WHAT YOU WILL DO → Copy out every line containing the word "does".

Collected data entries:
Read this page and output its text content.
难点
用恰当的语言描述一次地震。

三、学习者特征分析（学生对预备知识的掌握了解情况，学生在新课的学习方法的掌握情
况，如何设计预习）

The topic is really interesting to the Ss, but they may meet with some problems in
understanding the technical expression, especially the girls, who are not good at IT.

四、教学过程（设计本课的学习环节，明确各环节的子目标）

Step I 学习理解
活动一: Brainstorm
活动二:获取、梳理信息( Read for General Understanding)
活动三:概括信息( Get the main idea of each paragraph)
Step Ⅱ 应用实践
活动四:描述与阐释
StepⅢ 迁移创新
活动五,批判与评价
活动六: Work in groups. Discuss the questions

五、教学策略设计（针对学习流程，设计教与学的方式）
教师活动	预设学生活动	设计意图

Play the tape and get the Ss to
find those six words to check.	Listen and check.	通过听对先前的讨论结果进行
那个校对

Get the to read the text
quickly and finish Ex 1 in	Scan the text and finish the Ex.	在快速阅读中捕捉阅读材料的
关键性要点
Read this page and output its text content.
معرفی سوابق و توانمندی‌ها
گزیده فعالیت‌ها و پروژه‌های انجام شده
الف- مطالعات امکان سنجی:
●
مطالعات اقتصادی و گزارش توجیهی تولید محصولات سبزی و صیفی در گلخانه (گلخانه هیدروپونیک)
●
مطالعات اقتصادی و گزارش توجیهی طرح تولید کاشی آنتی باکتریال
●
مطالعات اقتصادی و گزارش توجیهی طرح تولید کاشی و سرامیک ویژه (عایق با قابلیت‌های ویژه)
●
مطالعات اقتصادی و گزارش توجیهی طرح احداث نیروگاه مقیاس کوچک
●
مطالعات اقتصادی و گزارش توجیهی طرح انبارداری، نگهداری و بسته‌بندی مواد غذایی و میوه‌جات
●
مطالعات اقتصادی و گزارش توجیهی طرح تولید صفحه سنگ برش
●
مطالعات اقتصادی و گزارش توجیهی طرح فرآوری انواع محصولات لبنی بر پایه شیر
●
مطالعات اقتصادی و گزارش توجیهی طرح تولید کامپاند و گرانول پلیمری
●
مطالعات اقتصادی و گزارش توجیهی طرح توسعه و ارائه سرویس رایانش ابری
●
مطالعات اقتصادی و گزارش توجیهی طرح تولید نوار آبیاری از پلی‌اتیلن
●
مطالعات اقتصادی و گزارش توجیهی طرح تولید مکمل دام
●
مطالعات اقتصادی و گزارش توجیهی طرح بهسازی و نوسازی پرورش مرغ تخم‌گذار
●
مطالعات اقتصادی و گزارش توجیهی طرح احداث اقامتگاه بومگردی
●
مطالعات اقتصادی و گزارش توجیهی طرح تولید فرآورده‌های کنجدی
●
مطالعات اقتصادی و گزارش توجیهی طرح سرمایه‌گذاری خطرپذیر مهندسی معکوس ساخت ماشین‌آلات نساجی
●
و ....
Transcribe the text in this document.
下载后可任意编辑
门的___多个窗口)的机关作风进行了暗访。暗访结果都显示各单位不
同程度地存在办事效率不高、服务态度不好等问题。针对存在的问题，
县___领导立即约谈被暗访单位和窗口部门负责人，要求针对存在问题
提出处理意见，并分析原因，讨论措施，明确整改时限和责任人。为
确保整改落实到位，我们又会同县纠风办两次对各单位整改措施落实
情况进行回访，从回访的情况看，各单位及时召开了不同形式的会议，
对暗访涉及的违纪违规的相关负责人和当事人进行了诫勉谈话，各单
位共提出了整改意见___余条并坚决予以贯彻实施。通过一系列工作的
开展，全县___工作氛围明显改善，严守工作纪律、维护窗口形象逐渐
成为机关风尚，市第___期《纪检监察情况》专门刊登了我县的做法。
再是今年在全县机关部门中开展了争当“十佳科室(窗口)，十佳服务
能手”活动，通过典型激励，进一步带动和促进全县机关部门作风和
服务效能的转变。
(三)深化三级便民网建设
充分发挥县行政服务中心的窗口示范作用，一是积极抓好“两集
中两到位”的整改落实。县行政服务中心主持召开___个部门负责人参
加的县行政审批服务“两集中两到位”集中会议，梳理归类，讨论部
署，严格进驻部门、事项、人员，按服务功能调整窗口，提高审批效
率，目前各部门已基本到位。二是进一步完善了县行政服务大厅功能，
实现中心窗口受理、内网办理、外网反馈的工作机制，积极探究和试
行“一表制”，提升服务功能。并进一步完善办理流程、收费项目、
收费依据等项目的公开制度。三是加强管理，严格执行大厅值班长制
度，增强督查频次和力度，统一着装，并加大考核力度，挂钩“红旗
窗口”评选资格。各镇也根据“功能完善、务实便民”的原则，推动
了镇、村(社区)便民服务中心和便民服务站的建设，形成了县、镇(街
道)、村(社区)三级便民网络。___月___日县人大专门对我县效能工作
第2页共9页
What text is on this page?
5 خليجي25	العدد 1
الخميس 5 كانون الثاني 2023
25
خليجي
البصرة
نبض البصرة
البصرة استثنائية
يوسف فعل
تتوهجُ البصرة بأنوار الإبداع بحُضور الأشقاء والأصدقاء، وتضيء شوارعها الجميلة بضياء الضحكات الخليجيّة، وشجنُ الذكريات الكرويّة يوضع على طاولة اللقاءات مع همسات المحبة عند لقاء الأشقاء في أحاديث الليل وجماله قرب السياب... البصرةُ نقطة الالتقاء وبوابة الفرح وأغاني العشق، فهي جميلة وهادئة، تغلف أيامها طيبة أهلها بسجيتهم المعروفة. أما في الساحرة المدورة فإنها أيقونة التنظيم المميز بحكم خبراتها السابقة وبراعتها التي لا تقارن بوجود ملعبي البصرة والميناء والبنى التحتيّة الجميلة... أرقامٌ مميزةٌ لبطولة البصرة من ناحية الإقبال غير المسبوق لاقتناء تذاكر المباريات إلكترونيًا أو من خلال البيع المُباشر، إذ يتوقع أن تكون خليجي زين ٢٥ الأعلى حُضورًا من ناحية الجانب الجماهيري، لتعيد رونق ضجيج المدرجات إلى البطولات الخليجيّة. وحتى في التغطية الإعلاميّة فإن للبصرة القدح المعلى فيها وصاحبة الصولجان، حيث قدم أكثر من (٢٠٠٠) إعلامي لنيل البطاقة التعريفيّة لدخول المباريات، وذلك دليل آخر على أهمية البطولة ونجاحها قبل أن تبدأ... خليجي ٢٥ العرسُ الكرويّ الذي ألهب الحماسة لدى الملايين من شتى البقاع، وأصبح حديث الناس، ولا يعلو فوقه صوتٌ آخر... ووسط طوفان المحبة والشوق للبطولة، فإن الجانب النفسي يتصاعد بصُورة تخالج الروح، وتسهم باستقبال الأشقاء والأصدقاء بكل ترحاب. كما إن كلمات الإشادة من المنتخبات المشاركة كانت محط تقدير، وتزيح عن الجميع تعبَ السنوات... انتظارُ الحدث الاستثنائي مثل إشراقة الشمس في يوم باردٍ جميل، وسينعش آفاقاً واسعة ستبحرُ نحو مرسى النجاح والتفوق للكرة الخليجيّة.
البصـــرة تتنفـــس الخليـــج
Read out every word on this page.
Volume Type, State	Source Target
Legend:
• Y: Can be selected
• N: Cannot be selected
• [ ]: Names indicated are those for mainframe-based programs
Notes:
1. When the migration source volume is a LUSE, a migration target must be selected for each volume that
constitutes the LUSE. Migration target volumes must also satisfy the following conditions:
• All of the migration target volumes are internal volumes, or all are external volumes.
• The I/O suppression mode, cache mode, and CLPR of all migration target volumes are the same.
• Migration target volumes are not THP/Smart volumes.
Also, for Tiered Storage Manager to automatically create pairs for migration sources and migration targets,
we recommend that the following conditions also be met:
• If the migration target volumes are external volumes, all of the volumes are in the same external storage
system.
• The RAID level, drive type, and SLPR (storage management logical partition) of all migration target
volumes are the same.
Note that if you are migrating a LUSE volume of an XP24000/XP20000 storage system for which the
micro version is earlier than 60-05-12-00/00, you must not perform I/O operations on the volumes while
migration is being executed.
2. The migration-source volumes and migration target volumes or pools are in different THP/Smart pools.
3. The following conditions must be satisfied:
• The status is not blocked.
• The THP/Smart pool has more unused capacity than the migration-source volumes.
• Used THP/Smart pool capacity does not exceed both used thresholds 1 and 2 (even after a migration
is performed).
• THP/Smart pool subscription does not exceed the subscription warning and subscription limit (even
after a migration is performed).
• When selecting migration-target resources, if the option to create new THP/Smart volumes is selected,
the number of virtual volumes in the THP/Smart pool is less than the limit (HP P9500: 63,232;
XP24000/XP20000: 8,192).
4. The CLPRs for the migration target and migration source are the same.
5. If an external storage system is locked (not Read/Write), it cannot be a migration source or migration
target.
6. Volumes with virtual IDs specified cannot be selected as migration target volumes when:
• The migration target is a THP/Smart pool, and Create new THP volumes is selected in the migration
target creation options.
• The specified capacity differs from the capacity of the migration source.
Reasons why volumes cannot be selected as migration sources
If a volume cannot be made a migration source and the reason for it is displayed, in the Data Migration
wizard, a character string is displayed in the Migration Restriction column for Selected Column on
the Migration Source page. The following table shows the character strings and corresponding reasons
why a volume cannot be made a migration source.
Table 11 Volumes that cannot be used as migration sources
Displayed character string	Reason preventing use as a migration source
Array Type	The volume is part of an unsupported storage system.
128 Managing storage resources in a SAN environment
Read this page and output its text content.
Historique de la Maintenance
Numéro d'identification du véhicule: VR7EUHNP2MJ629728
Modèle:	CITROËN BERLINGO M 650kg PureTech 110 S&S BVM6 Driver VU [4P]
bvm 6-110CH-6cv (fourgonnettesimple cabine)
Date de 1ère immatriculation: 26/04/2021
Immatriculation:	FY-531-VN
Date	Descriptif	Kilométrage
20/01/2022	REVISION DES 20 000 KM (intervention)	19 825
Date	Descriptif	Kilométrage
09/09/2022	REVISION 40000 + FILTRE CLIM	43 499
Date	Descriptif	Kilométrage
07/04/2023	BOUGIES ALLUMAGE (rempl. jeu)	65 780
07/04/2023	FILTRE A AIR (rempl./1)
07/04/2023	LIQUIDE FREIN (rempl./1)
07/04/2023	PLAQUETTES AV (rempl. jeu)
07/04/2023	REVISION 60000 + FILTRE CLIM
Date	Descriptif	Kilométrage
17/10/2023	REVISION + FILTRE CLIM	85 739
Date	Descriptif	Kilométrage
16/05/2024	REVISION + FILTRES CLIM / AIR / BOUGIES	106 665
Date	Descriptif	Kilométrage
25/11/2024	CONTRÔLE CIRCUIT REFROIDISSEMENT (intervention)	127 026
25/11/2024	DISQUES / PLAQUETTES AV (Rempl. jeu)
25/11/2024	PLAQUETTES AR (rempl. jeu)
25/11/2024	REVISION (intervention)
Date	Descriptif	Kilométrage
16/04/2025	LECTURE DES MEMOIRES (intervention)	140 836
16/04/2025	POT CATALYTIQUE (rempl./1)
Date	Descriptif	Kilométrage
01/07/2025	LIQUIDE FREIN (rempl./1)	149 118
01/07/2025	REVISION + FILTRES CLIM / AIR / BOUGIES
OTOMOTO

RESULT →
• Used THP/Smart pool capacity does not exceed both used thresholds 1 and 2 (even after a migration
• THP/Smart pool subscription does not exceed the subscription warning and subscription limit (even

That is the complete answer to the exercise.